— START —

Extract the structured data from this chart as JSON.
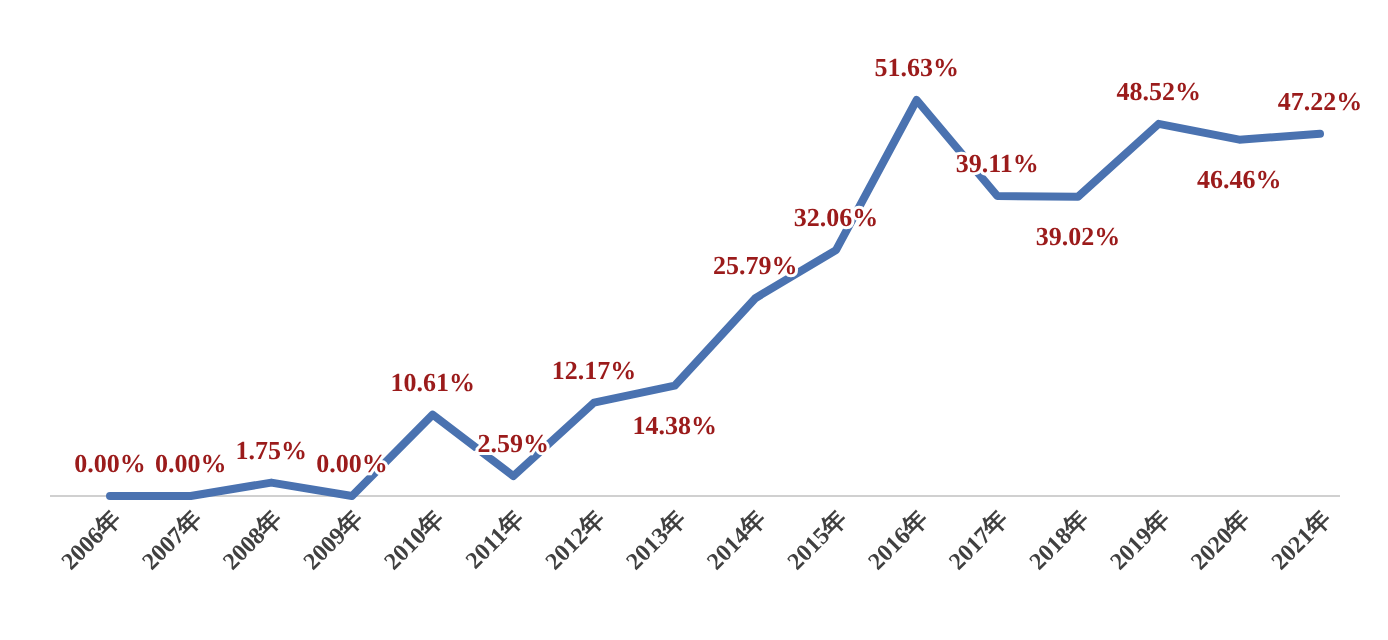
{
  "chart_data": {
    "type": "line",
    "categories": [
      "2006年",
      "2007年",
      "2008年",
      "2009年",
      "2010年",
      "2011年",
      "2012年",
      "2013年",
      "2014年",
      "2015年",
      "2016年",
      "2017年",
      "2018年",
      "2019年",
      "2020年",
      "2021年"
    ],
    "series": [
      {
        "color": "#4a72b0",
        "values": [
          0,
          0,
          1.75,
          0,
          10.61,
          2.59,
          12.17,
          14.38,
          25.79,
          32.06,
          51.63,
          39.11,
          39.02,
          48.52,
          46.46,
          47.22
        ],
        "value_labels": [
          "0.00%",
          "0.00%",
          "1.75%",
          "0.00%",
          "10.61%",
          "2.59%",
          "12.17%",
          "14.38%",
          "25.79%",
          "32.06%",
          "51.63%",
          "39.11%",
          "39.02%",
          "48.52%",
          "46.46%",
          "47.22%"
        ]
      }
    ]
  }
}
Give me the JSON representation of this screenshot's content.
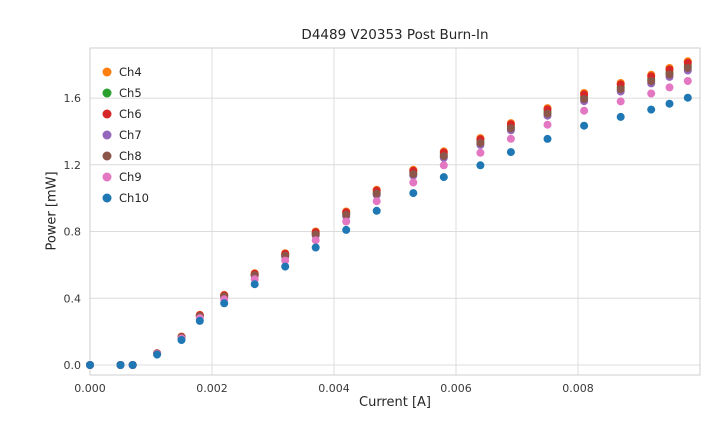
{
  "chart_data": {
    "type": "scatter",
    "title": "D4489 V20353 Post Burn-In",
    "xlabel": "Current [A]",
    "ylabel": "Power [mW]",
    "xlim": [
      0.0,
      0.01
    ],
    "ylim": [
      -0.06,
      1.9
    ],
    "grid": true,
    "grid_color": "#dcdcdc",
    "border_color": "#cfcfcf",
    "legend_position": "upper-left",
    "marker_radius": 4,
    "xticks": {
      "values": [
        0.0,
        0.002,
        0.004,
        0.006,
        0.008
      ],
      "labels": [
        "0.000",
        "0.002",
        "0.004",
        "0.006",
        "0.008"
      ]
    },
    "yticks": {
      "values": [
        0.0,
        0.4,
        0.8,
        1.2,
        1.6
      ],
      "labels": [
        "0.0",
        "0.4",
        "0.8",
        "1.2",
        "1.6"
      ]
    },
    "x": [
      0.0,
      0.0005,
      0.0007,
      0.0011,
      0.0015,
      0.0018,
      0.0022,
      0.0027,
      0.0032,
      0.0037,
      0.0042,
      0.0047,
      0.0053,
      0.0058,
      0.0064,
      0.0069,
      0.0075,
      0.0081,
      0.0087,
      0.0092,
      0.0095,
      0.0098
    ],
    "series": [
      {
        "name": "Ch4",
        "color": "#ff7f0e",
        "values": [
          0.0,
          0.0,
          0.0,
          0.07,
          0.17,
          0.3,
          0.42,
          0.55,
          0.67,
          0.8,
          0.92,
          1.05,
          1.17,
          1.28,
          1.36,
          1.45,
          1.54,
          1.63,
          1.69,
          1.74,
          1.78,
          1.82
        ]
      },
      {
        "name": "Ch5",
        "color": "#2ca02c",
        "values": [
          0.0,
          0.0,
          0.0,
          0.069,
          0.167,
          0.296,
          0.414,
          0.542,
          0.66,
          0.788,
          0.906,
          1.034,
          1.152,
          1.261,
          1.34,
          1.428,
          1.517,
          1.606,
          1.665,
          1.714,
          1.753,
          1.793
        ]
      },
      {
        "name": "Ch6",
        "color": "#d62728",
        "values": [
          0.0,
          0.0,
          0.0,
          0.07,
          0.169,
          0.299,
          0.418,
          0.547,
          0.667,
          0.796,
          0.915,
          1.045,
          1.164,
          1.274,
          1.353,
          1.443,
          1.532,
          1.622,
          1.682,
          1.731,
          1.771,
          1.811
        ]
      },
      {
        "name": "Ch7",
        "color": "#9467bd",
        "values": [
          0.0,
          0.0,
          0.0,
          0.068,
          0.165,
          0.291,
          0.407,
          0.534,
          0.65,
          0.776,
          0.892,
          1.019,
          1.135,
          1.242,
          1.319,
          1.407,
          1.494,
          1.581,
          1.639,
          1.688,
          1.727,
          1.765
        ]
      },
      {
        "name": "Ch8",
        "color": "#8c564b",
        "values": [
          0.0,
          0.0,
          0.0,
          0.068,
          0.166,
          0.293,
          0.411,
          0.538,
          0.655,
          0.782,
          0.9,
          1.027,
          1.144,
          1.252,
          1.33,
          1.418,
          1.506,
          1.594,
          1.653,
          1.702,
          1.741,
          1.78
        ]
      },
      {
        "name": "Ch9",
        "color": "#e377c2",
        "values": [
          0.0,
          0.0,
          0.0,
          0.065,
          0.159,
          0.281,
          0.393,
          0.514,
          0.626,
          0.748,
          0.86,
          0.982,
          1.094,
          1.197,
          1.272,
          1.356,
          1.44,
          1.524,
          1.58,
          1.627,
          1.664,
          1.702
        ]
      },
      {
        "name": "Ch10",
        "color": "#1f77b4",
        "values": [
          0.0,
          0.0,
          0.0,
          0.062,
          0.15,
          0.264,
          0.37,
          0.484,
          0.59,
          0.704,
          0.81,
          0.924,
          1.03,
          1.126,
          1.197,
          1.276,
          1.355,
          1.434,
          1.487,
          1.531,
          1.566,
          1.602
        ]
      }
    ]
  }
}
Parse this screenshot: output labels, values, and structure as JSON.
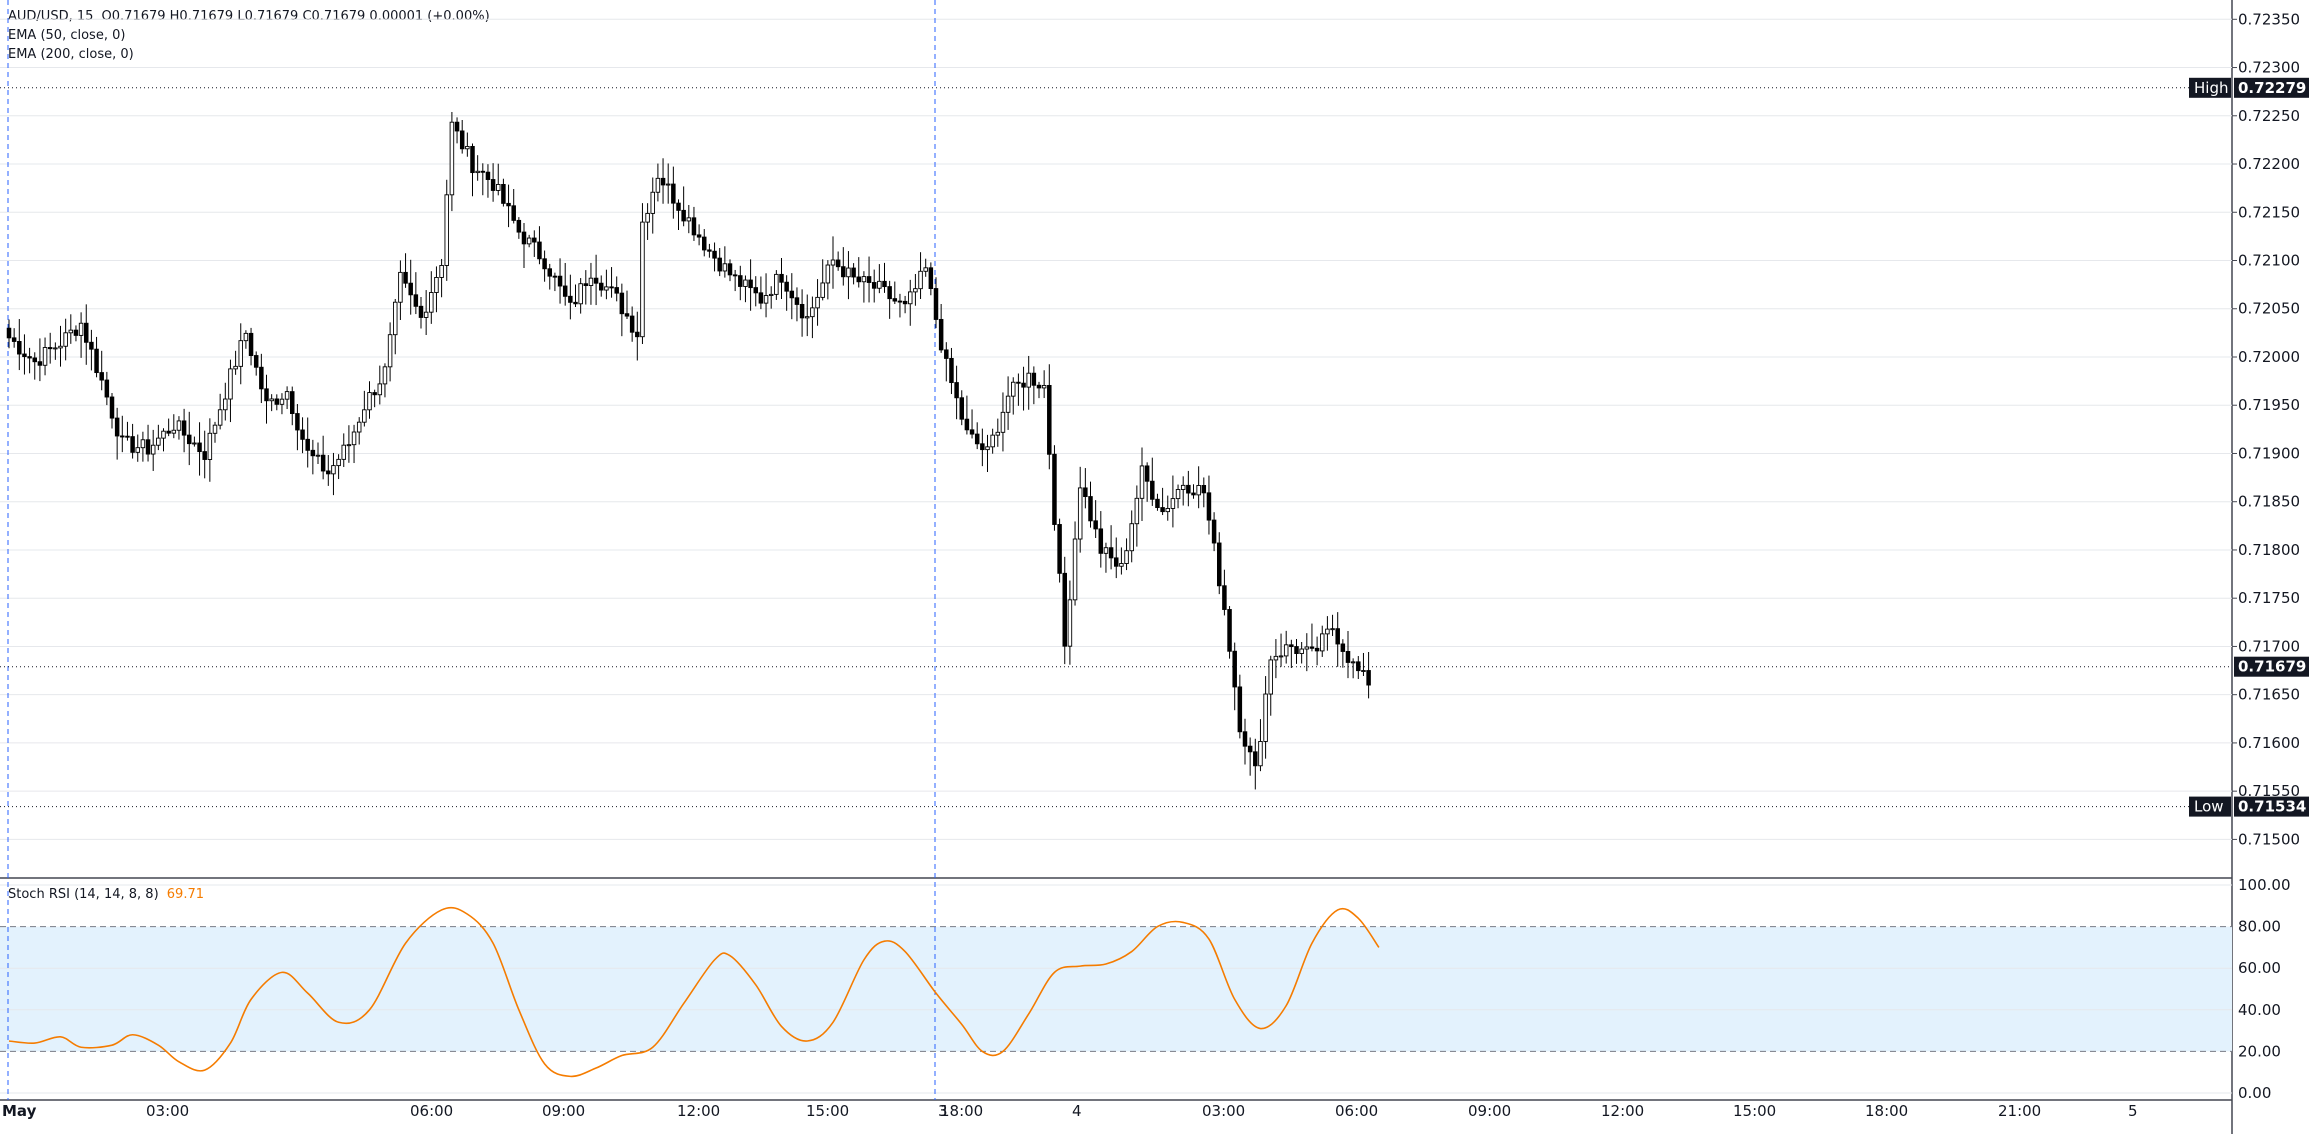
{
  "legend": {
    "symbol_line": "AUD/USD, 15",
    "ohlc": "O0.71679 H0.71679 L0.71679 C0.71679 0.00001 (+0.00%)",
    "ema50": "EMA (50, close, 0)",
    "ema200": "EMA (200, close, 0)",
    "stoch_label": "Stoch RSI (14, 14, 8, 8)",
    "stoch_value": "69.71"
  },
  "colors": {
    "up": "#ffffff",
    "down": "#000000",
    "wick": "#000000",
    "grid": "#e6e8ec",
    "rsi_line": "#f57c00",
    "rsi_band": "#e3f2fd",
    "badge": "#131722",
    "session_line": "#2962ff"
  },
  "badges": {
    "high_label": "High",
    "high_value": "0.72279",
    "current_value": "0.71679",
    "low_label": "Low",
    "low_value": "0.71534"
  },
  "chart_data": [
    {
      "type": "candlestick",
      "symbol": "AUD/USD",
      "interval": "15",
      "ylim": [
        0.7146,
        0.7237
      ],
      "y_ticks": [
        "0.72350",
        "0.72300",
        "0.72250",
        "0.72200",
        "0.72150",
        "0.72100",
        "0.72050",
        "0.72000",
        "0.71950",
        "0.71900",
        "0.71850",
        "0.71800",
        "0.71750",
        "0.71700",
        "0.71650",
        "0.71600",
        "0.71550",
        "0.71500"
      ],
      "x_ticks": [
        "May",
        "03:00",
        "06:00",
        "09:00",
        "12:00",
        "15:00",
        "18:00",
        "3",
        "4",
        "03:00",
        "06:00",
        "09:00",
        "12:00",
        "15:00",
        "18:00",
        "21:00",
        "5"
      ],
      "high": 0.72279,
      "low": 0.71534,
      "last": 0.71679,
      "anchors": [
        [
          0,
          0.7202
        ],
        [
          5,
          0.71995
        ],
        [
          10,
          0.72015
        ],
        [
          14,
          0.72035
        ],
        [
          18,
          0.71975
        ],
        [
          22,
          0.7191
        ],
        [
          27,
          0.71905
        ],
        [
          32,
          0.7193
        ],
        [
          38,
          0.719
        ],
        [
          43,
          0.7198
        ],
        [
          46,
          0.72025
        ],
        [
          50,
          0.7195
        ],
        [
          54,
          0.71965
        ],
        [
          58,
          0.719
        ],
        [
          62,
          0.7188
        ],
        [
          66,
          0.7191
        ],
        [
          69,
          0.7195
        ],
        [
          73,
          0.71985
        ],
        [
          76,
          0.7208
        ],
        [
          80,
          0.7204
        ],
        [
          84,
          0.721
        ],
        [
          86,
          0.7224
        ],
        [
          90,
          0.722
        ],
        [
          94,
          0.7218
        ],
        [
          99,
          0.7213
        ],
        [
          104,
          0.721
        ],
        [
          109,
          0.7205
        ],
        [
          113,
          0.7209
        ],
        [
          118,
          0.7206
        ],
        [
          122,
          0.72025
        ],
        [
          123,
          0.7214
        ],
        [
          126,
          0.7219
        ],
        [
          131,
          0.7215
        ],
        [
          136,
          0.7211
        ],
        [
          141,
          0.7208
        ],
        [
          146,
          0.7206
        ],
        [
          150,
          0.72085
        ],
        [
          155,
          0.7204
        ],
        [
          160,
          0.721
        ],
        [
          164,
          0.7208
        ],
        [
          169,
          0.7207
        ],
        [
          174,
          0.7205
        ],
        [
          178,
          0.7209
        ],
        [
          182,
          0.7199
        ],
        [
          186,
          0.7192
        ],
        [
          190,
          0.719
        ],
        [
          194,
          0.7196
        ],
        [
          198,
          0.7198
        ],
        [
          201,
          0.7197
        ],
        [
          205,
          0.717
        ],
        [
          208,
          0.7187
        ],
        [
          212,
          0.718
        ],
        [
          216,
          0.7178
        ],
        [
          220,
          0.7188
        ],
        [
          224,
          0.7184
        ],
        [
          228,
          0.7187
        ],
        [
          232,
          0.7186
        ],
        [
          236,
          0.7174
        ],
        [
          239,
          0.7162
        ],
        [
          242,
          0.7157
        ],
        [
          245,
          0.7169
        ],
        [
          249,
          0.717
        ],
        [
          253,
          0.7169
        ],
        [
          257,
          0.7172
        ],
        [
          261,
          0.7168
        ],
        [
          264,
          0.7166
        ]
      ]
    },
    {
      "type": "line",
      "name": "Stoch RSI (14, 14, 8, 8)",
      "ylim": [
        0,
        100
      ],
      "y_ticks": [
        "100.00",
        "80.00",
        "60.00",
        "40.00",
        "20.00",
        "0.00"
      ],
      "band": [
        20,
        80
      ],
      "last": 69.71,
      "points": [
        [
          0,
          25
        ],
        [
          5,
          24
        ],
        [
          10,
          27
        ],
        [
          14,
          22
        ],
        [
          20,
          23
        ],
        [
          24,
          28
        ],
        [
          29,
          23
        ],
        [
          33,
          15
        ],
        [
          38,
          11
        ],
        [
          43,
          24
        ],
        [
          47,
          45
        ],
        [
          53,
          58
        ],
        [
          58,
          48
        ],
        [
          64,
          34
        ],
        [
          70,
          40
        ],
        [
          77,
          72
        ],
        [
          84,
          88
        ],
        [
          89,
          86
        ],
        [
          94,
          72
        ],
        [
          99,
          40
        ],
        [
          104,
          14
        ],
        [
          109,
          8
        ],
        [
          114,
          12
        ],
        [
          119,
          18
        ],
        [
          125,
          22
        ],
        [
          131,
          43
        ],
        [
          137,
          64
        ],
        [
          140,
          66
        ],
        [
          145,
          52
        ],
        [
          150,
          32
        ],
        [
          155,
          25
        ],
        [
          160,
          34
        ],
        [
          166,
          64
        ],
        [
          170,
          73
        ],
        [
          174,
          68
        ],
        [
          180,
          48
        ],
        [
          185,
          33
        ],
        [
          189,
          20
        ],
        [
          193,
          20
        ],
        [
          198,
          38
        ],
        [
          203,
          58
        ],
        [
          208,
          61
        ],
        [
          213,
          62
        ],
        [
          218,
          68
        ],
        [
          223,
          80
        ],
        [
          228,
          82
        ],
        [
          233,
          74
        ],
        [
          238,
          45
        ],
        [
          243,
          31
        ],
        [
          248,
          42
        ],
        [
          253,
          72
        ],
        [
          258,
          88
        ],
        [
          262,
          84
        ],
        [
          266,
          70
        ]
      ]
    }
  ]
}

— END —

Directive: How many lines of the entries above hold the string "type"? Reply with the number alone.

The reply: 4